» WHAT IS REQUIRED
Exactly reproduce each line of the listing that follows.

» SUPPLIED RECORDS
----

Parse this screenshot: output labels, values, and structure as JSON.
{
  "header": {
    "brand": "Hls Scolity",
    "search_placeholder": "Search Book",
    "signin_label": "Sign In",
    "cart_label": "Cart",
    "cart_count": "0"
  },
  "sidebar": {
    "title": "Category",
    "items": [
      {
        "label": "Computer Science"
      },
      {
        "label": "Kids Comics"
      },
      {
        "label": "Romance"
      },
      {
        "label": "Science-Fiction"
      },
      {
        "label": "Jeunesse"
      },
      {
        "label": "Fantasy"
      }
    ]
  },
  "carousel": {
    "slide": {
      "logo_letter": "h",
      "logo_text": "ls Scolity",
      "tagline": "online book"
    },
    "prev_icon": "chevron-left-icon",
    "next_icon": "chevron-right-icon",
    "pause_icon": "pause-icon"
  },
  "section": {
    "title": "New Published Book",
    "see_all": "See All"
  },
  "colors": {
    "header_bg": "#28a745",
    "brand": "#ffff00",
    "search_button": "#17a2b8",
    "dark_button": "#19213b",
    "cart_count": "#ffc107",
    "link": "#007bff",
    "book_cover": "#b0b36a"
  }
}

----

» CORRECT ANSWER
Parse this screenshot: output labels, values, and structure as JSON.
{
  "header": {
    "brand": "Hls Scolity",
    "search_placeholder": "Search Book",
    "signin_label": "Sign In",
    "cart_label": "Cart",
    "cart_count": "0"
  },
  "sidebar": {
    "title": "Category",
    "items": [
      {
        "label": "Computer Science"
      },
      {
        "label": "Kids Comics"
      },
      {
        "label": "Romance"
      },
      {
        "label": "Science-Fiction"
      },
      {
        "label": "Jeunesse"
      },
      {
        "label": "Fantasy"
      }
    ]
  },
  "carousel": {
    "slide": {
      "logo_letter": "h",
      "logo_text": "ls Scolity",
      "tagline": "online book"
    },
    "prev_icon": "chevron-left-icon",
    "next_icon": "chevron-right-icon",
    "pause_icon": "pause-icon"
  },
  "section": {
    "title": "New Published Book",
    "see_all": "See All"
  },
  "colors": {
    "header_bg": "#28a745",
    "brand": "#ffff00",
    "search_button": "#17a2b8",
    "dark_button": "#19213b",
    "cart_count": "#ffc107",
    "link": "#007bff",
    "book_cover": "#b0b36a"
  }
}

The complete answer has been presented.